Recast every one of the rows below as a numbered list, omitting any blank lines.

=== Working data ===
____________________

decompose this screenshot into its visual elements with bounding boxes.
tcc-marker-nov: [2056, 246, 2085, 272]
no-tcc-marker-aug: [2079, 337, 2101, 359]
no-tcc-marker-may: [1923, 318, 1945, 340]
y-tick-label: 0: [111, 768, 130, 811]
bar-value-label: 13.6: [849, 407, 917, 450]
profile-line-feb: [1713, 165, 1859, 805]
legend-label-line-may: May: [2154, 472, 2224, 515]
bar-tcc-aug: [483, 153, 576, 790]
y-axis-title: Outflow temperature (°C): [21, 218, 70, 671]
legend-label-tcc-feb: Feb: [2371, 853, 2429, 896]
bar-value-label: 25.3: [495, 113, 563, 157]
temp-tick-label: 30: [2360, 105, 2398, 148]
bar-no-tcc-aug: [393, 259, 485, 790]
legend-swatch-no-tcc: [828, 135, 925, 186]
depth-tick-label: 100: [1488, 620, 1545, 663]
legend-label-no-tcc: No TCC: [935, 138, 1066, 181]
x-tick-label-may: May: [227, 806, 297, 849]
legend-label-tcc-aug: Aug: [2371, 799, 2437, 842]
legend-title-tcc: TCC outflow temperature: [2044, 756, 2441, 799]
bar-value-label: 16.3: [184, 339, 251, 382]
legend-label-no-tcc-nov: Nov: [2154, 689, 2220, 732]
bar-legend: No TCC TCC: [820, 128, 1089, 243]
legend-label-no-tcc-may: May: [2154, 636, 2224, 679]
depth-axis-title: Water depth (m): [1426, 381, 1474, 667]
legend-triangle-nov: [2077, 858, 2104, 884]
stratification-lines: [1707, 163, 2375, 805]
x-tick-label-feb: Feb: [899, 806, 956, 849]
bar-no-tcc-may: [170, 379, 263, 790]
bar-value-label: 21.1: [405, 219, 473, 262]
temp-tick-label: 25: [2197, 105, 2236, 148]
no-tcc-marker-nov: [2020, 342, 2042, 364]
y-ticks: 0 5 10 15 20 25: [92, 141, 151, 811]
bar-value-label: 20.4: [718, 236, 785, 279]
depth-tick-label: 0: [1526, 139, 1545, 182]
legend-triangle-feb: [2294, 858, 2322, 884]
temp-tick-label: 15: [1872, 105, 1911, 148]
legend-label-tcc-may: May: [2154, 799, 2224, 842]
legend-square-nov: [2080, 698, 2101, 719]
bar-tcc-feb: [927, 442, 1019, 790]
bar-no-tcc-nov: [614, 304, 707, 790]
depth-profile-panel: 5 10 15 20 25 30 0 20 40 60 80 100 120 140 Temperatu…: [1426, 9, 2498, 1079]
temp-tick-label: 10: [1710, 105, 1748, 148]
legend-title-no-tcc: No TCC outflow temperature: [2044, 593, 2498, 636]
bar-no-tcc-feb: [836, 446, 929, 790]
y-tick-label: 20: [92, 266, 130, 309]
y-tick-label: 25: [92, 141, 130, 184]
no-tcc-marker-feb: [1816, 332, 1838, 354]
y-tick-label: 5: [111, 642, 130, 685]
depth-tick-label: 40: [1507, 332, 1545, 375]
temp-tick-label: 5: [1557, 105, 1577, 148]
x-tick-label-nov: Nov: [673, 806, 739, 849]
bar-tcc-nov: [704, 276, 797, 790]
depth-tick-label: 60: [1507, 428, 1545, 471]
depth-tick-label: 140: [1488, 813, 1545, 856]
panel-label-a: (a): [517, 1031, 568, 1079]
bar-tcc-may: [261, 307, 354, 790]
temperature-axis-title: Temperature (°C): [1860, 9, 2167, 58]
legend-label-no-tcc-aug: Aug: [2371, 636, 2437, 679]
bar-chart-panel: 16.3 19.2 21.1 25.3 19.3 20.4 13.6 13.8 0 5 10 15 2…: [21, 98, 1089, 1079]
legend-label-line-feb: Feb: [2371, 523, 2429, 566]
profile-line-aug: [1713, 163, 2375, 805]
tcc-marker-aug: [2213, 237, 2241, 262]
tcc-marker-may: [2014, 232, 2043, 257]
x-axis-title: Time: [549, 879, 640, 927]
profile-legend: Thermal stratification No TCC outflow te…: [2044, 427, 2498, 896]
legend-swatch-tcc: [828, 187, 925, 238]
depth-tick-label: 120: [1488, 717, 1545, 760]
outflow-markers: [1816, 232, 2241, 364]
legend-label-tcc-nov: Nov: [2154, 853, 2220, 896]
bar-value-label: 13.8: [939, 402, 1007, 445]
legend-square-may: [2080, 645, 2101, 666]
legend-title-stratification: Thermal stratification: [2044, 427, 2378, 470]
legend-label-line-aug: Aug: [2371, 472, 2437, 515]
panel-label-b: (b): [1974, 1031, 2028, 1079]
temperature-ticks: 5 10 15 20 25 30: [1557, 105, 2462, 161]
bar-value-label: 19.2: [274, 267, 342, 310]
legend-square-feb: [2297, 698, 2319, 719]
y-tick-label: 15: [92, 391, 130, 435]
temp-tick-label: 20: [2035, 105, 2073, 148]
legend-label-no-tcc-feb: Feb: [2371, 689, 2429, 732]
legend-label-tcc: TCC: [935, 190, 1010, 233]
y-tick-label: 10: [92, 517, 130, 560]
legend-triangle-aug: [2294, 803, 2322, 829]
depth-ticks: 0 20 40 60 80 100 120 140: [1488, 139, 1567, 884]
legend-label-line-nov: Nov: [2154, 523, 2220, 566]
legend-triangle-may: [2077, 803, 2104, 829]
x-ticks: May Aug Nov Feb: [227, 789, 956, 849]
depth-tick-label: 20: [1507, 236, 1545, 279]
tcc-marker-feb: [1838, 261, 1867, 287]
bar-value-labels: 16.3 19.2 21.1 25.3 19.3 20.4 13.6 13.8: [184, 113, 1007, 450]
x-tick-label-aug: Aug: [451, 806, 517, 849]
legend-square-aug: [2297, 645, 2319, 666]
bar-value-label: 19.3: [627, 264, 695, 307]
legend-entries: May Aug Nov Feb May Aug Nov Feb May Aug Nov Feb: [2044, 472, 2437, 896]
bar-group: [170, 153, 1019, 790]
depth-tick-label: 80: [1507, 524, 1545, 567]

____________________

=== Response ===
1. decompose this screenshot into its visual elements with bounding boxes.
2. tcc-marker-nov: [2056, 246, 2085, 272]
3. no-tcc-marker-aug: [2079, 337, 2101, 359]
4. no-tcc-marker-may: [1923, 318, 1945, 340]
5. y-tick-label: 0: [111, 768, 130, 811]
6. bar-value-label: 13.6: [849, 407, 917, 450]
7. profile-line-feb: [1713, 165, 1859, 805]
8. legend-label-line-may: May: [2154, 472, 2224, 515]
9. bar-tcc-aug: [483, 153, 576, 790]
10. y-axis-title: Outflow temperature (°C): [21, 218, 70, 671]
11. legend-label-tcc-feb: Feb: [2371, 853, 2429, 896]
12. bar-value-label: 25.3: [495, 113, 563, 157]
13. temp-tick-label: 30: [2360, 105, 2398, 148]
14. bar-no-tcc-aug: [393, 259, 485, 790]
15. legend-swatch-no-tcc: [828, 135, 925, 186]
16. depth-tick-label: 100: [1488, 620, 1545, 663]
17. legend-label-no-tcc: No TCC: [935, 138, 1066, 181]
18. x-tick-label-may: May: [227, 806, 297, 849]
19. legend-label-tcc-aug: Aug: [2371, 799, 2437, 842]
20. legend-title-tcc: TCC outflow temperature: [2044, 756, 2441, 799]
21. bar-value-label: 16.3: [184, 339, 251, 382]
22. legend-label-no-tcc-nov: Nov: [2154, 689, 2220, 732]
23. bar-legend: No TCC TCC: [820, 128, 1089, 243]
24. legend-label-no-tcc-may: May: [2154, 636, 2224, 679]
25. depth-axis-title: Water depth (m): [1426, 381, 1474, 667]
26. legend-triangle-nov: [2077, 858, 2104, 884]
27. stratification-lines: [1707, 163, 2375, 805]
28. x-tick-label-feb: Feb: [899, 806, 956, 849]
29. bar-no-tcc-may: [170, 379, 263, 790]
30. bar-value-label: 21.1: [405, 219, 473, 262]
31. temp-tick-label: 25: [2197, 105, 2236, 148]
32. no-tcc-marker-nov: [2020, 342, 2042, 364]
33. y-ticks: 0 5 10 15 20 25: [92, 141, 151, 811]
34. bar-value-label: 20.4: [718, 236, 785, 279]
35. depth-tick-label: 0: [1526, 139, 1545, 182]
36. legend-triangle-feb: [2294, 858, 2322, 884]
37. temp-tick-label: 15: [1872, 105, 1911, 148]
38. legend-label-tcc-may: May: [2154, 799, 2224, 842]
39. legend-square-nov: [2080, 698, 2101, 719]
40. bar-tcc-feb: [927, 442, 1019, 790]
41. bar-no-tcc-nov: [614, 304, 707, 790]
42. depth-profile-panel: 5 10 15 20 25 30 0 20 40 60 80 100 120 140 Temperatu…: [1426, 9, 2498, 1079]
43. temp-tick-label: 10: [1710, 105, 1748, 148]
44. legend-title-no-tcc: No TCC outflow temperature: [2044, 593, 2498, 636]
45. bar-no-tcc-feb: [836, 446, 929, 790]
46. y-tick-label: 20: [92, 266, 130, 309]
47. y-tick-label: 25: [92, 141, 130, 184]
48. no-tcc-marker-feb: [1816, 332, 1838, 354]
49. y-tick-label: 5: [111, 642, 130, 685]
50. depth-tick-label: 40: [1507, 332, 1545, 375]
51. temp-tick-label: 5: [1557, 105, 1577, 148]
52. x-tick-label-nov: Nov: [673, 806, 739, 849]
53. bar-tcc-nov: [704, 276, 797, 790]
54. depth-tick-label: 60: [1507, 428, 1545, 471]
55. depth-tick-label: 140: [1488, 813, 1545, 856]
56. panel-label-a: (a): [517, 1031, 568, 1079]
57. bar-tcc-may: [261, 307, 354, 790]
58. temperature-axis-title: Temperature (°C): [1860, 9, 2167, 58]
59. legend-label-no-tcc-aug: Aug: [2371, 636, 2437, 679]
60. bar-chart-panel: 16.3 19.2 21.1 25.3 19.3 20.4 13.6 13.8 0 5 10 15 2…: [21, 98, 1089, 1079]
61. legend-label-line-feb: Feb: [2371, 523, 2429, 566]
62. profile-line-aug: [1713, 163, 2375, 805]
63. tcc-marker-aug: [2213, 237, 2241, 262]
64. tcc-marker-may: [2014, 232, 2043, 257]
65. x-axis-title: Time: [549, 879, 640, 927]
66. profile-legend: Thermal stratification No TCC outflow te…: [2044, 427, 2498, 896]
67. legend-swatch-tcc: [828, 187, 925, 238]
68. depth-tick-label: 120: [1488, 717, 1545, 760]
69. outflow-markers: [1816, 232, 2241, 364]
70. legend-label-tcc-nov: Nov: [2154, 853, 2220, 896]
71. bar-value-label: 13.8: [939, 402, 1007, 445]
72. legend-square-may: [2080, 645, 2101, 666]
73. legend-title-stratification: Thermal stratification: [2044, 427, 2378, 470]
74. legend-label-line-aug: Aug: [2371, 472, 2437, 515]
75. panel-label-b: (b): [1974, 1031, 2028, 1079]
76. temperature-ticks: 5 10 15 20 25 30: [1557, 105, 2462, 161]
77. bar-value-label: 19.2: [274, 267, 342, 310]
78. legend-square-feb: [2297, 698, 2319, 719]
79. y-tick-label: 15: [92, 391, 130, 435]
80. temp-tick-label: 20: [2035, 105, 2073, 148]
81. legend-label-no-tcc-feb: Feb: [2371, 689, 2429, 732]
82. legend-label-tcc: TCC: [935, 190, 1010, 233]
83. y-tick-label: 10: [92, 517, 130, 560]
84. legend-triangle-aug: [2294, 803, 2322, 829]
85. depth-ticks: 0 20 40 60 80 100 120 140: [1488, 139, 1567, 884]
86. legend-label-line-nov: Nov: [2154, 523, 2220, 566]
87. legend-triangle-may: [2077, 803, 2104, 829]
88. x-ticks: May Aug Nov Feb: [227, 789, 956, 849]
89. depth-tick-label: 20: [1507, 236, 1545, 279]
90. tcc-marker-feb: [1838, 261, 1867, 287]
91. bar-value-labels: 16.3 19.2 21.1 25.3 19.3 20.4 13.6 13.8: [184, 113, 1007, 450]
92. x-tick-label-aug: Aug: [451, 806, 517, 849]
93. legend-square-aug: [2297, 645, 2319, 666]
94. bar-value-label: 19.3: [627, 264, 695, 307]
95. legend-entries: May Aug Nov Feb May Aug Nov Feb May Aug Nov Feb: [2044, 472, 2437, 896]
96. bar-group: [170, 153, 1019, 790]
97. depth-tick-label: 80: [1507, 524, 1545, 567]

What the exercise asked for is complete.